Copy each line below exactly and leave the pictures out.

[Start of Provided entries]

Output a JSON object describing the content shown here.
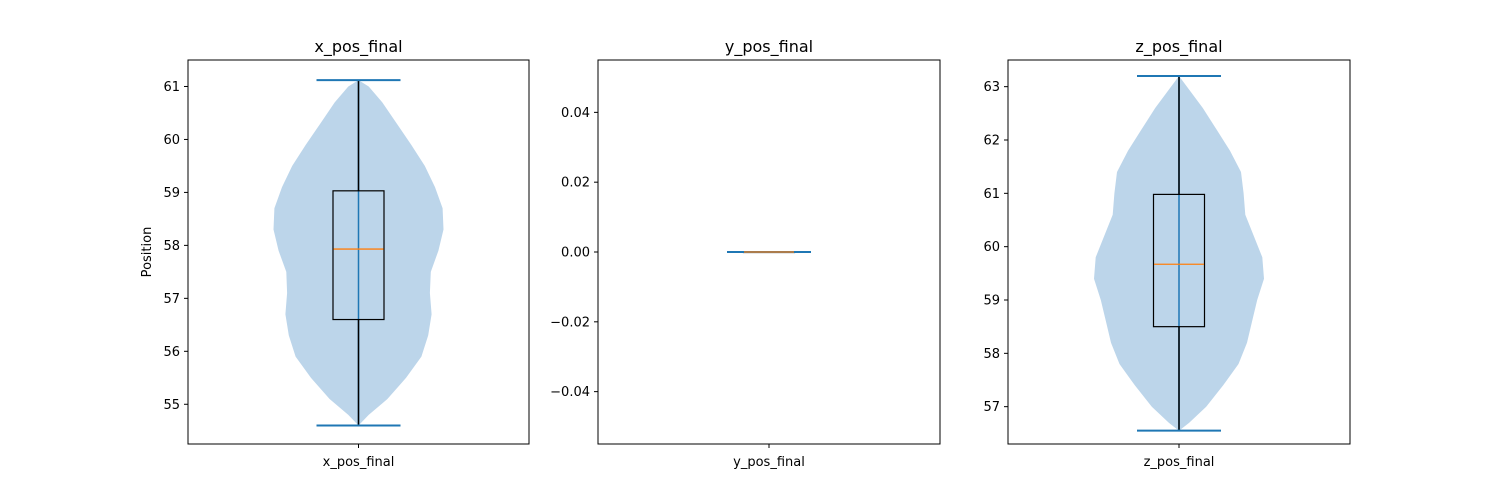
{
  "chart_data": [
    {
      "type": "violin",
      "title": "x_pos_final",
      "xlabel": "",
      "ylabel": "Position",
      "categories": [
        "x_pos_final"
      ],
      "ylim": [
        54.25,
        61.5
      ],
      "yticks": [
        55,
        56,
        57,
        58,
        59,
        60,
        61
      ],
      "tick_labels": [
        "55",
        "56",
        "57",
        "58",
        "59",
        "60",
        "61"
      ],
      "min": 54.6,
      "max": 61.12,
      "q1": 56.6,
      "median": 57.93,
      "q3": 59.03,
      "density": [
        [
          54.6,
          0.0
        ],
        [
          54.8,
          0.12
        ],
        [
          55.1,
          0.34
        ],
        [
          55.5,
          0.56
        ],
        [
          55.9,
          0.74
        ],
        [
          56.3,
          0.82
        ],
        [
          56.7,
          0.86
        ],
        [
          57.1,
          0.84
        ],
        [
          57.5,
          0.85
        ],
        [
          57.9,
          0.94
        ],
        [
          58.3,
          1.0
        ],
        [
          58.7,
          0.99
        ],
        [
          59.1,
          0.9
        ],
        [
          59.5,
          0.78
        ],
        [
          59.9,
          0.62
        ],
        [
          60.3,
          0.45
        ],
        [
          60.7,
          0.28
        ],
        [
          61.0,
          0.12
        ],
        [
          61.12,
          0.0
        ]
      ]
    },
    {
      "type": "violin",
      "title": "y_pos_final",
      "xlabel": "",
      "ylabel": "",
      "categories": [
        "y_pos_final"
      ],
      "ylim": [
        -0.055,
        0.055
      ],
      "yticks": [
        -0.04,
        -0.02,
        0.0,
        0.02,
        0.04
      ],
      "tick_labels": [
        "−0.04",
        "−0.02",
        "0.00",
        "0.02",
        "0.04"
      ],
      "min": 0.0,
      "max": 0.0,
      "q1": 0.0,
      "median": 0.0,
      "q3": 0.0,
      "density": []
    },
    {
      "type": "violin",
      "title": "z_pos_final",
      "xlabel": "",
      "ylabel": "",
      "categories": [
        "z_pos_final"
      ],
      "ylim": [
        56.3,
        63.5
      ],
      "yticks": [
        57,
        58,
        59,
        60,
        61,
        62,
        63
      ],
      "tick_labels": [
        "57",
        "58",
        "59",
        "60",
        "61",
        "62",
        "63"
      ],
      "min": 56.55,
      "max": 63.2,
      "q1": 58.5,
      "median": 59.67,
      "q3": 60.98,
      "density": [
        [
          56.55,
          0.0
        ],
        [
          56.7,
          0.12
        ],
        [
          57.0,
          0.32
        ],
        [
          57.4,
          0.52
        ],
        [
          57.8,
          0.7
        ],
        [
          58.2,
          0.8
        ],
        [
          58.6,
          0.86
        ],
        [
          59.0,
          0.92
        ],
        [
          59.4,
          1.0
        ],
        [
          59.8,
          0.98
        ],
        [
          60.2,
          0.88
        ],
        [
          60.6,
          0.78
        ],
        [
          61.0,
          0.76
        ],
        [
          61.4,
          0.73
        ],
        [
          61.8,
          0.6
        ],
        [
          62.2,
          0.44
        ],
        [
          62.6,
          0.28
        ],
        [
          62.9,
          0.14
        ],
        [
          63.2,
          0.0
        ]
      ]
    }
  ]
}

[End of Provided entries]

Complete response>
Output a JSON object describing the content shown here.
{
  "chart_data": [
    {
      "type": "violin",
      "title": "x_pos_final",
      "xlabel": "",
      "ylabel": "Position",
      "categories": [
        "x_pos_final"
      ],
      "ylim": [
        54.25,
        61.5
      ],
      "yticks": [
        55,
        56,
        57,
        58,
        59,
        60,
        61
      ],
      "tick_labels": [
        "55",
        "56",
        "57",
        "58",
        "59",
        "60",
        "61"
      ],
      "min": 54.6,
      "max": 61.12,
      "q1": 56.6,
      "median": 57.93,
      "q3": 59.03,
      "density": [
        [
          54.6,
          0.0
        ],
        [
          54.8,
          0.12
        ],
        [
          55.1,
          0.34
        ],
        [
          55.5,
          0.56
        ],
        [
          55.9,
          0.74
        ],
        [
          56.3,
          0.82
        ],
        [
          56.7,
          0.86
        ],
        [
          57.1,
          0.84
        ],
        [
          57.5,
          0.85
        ],
        [
          57.9,
          0.94
        ],
        [
          58.3,
          1.0
        ],
        [
          58.7,
          0.99
        ],
        [
          59.1,
          0.9
        ],
        [
          59.5,
          0.78
        ],
        [
          59.9,
          0.62
        ],
        [
          60.3,
          0.45
        ],
        [
          60.7,
          0.28
        ],
        [
          61.0,
          0.12
        ],
        [
          61.12,
          0.0
        ]
      ]
    },
    {
      "type": "violin",
      "title": "y_pos_final",
      "xlabel": "",
      "ylabel": "",
      "categories": [
        "y_pos_final"
      ],
      "ylim": [
        -0.055,
        0.055
      ],
      "yticks": [
        -0.04,
        -0.02,
        0.0,
        0.02,
        0.04
      ],
      "tick_labels": [
        "−0.04",
        "−0.02",
        "0.00",
        "0.02",
        "0.04"
      ],
      "min": 0.0,
      "max": 0.0,
      "q1": 0.0,
      "median": 0.0,
      "q3": 0.0,
      "density": []
    },
    {
      "type": "violin",
      "title": "z_pos_final",
      "xlabel": "",
      "ylabel": "",
      "categories": [
        "z_pos_final"
      ],
      "ylim": [
        56.3,
        63.5
      ],
      "yticks": [
        57,
        58,
        59,
        60,
        61,
        62,
        63
      ],
      "tick_labels": [
        "57",
        "58",
        "59",
        "60",
        "61",
        "62",
        "63"
      ],
      "min": 56.55,
      "max": 63.2,
      "q1": 58.5,
      "median": 59.67,
      "q3": 60.98,
      "density": [
        [
          56.55,
          0.0
        ],
        [
          56.7,
          0.12
        ],
        [
          57.0,
          0.32
        ],
        [
          57.4,
          0.52
        ],
        [
          57.8,
          0.7
        ],
        [
          58.2,
          0.8
        ],
        [
          58.6,
          0.86
        ],
        [
          59.0,
          0.92
        ],
        [
          59.4,
          1.0
        ],
        [
          59.8,
          0.98
        ],
        [
          60.2,
          0.88
        ],
        [
          60.6,
          0.78
        ],
        [
          61.0,
          0.76
        ],
        [
          61.4,
          0.73
        ],
        [
          61.8,
          0.6
        ],
        [
          62.2,
          0.44
        ],
        [
          62.6,
          0.28
        ],
        [
          62.9,
          0.14
        ],
        [
          63.2,
          0.0
        ]
      ]
    }
  ]
}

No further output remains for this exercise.